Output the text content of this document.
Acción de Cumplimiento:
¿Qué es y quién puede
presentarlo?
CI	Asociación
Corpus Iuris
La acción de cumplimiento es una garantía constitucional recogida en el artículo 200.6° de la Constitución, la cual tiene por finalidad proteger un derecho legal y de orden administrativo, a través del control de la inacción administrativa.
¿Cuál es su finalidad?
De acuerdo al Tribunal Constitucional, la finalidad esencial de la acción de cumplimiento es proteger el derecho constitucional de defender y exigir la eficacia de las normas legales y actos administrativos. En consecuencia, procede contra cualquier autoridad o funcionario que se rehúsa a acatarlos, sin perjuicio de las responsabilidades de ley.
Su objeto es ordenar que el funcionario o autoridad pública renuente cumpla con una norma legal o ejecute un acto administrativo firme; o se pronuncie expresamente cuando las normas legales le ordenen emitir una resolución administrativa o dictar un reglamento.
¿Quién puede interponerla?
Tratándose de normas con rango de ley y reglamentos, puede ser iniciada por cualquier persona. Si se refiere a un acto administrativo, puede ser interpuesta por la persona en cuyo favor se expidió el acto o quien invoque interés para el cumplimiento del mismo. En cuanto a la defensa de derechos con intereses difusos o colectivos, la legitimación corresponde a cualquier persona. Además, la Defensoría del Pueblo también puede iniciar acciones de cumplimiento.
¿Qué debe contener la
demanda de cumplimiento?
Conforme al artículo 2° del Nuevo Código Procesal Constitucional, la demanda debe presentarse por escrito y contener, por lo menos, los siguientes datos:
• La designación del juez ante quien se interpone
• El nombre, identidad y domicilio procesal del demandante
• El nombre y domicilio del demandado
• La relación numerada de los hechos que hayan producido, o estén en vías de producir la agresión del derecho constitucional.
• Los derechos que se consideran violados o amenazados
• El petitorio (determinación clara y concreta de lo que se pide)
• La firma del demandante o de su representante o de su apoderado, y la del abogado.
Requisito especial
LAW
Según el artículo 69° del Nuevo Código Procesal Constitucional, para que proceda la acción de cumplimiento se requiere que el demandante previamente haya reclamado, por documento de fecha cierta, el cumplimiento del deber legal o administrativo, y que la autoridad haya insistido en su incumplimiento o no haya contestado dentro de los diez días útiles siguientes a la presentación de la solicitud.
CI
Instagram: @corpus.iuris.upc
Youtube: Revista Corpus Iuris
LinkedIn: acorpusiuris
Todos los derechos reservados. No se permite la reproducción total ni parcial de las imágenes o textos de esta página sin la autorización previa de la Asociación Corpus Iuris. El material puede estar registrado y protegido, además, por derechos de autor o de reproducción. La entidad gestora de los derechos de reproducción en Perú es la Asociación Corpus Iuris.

.....

Only one number is expected: the count of lines above that contain the string "Nuevo".

2